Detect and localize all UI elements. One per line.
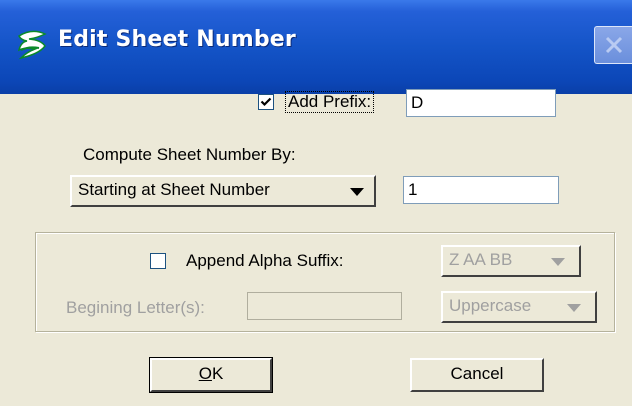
begin-letters-label: Begining Letter(s): bbox=[66, 298, 205, 317]
case-value: Uppercase bbox=[449, 296, 532, 315]
close-icon bbox=[605, 36, 623, 54]
append-suffix-checkbox[interactable] bbox=[150, 253, 166, 269]
add-prefix-checkbox[interactable] bbox=[258, 94, 274, 110]
close-button[interactable] bbox=[594, 26, 632, 64]
ok-access-key: O bbox=[198, 364, 212, 383]
suffix-style-value: Z AA BB bbox=[449, 250, 513, 269]
append-suffix-label: Append Alpha Suffix: bbox=[186, 251, 344, 270]
case-dropdown[interactable]: Uppercase bbox=[441, 291, 597, 323]
window-title: Edit Sheet Number bbox=[58, 27, 296, 52]
dropdown-arrow-icon bbox=[350, 188, 364, 196]
cancel-button[interactable]: Cancel bbox=[410, 358, 544, 392]
bentley-logo-icon bbox=[17, 30, 47, 60]
ok-label-rest: K bbox=[211, 364, 224, 383]
compute-method-dropdown[interactable]: Starting at Sheet Number bbox=[70, 175, 376, 207]
checkmark-icon bbox=[260, 97, 272, 107]
title-bar: Edit Sheet Number bbox=[0, 0, 632, 94]
suffix-style-dropdown[interactable]: Z AA BB bbox=[441, 245, 581, 277]
start-number-input[interactable] bbox=[403, 176, 559, 204]
prefix-input[interactable] bbox=[406, 89, 556, 117]
dropdown-arrow-icon bbox=[551, 258, 565, 266]
add-prefix-label[interactable]: Add Prefix: bbox=[284, 91, 375, 113]
ok-button[interactable]: OK bbox=[149, 357, 273, 393]
begin-letters-input[interactable] bbox=[247, 292, 402, 320]
dropdown-arrow-icon bbox=[567, 304, 581, 312]
compute-label: Compute Sheet Number By: bbox=[83, 145, 296, 164]
compute-method-value: Starting at Sheet Number bbox=[78, 180, 270, 199]
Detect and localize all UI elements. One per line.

####

# YOUR OBJECTIVE:
Copy out everything in the records from the line containing "298, 205, 317]" down to the line containing "checkmark-icon bbox=[260, 97, 272, 107]", both of those lines included.

# FINAL RESULT:
begin-letters-label: Begining Letter(s): bbox=[66, 298, 205, 317]
case-value: Uppercase bbox=[449, 296, 532, 315]
close-icon bbox=[605, 36, 623, 54]
append-suffix-checkbox[interactable] bbox=[150, 253, 166, 269]
add-prefix-checkbox[interactable] bbox=[258, 94, 274, 110]
close-button[interactable] bbox=[594, 26, 632, 64]
ok-access-key: O bbox=[198, 364, 212, 383]
suffix-style-value: Z AA BB bbox=[449, 250, 513, 269]
append-suffix-label: Append Alpha Suffix: bbox=[186, 251, 344, 270]
case-dropdown[interactable]: Uppercase bbox=[441, 291, 597, 323]
window-title: Edit Sheet Number bbox=[58, 27, 296, 52]
dropdown-arrow-icon bbox=[350, 188, 364, 196]
cancel-button[interactable]: Cancel bbox=[410, 358, 544, 392]
bentley-logo-icon bbox=[17, 30, 47, 60]
ok-label-rest: K bbox=[211, 364, 224, 383]
compute-method-dropdown[interactable]: Starting at Sheet Number bbox=[70, 175, 376, 207]
checkmark-icon bbox=[260, 97, 272, 107]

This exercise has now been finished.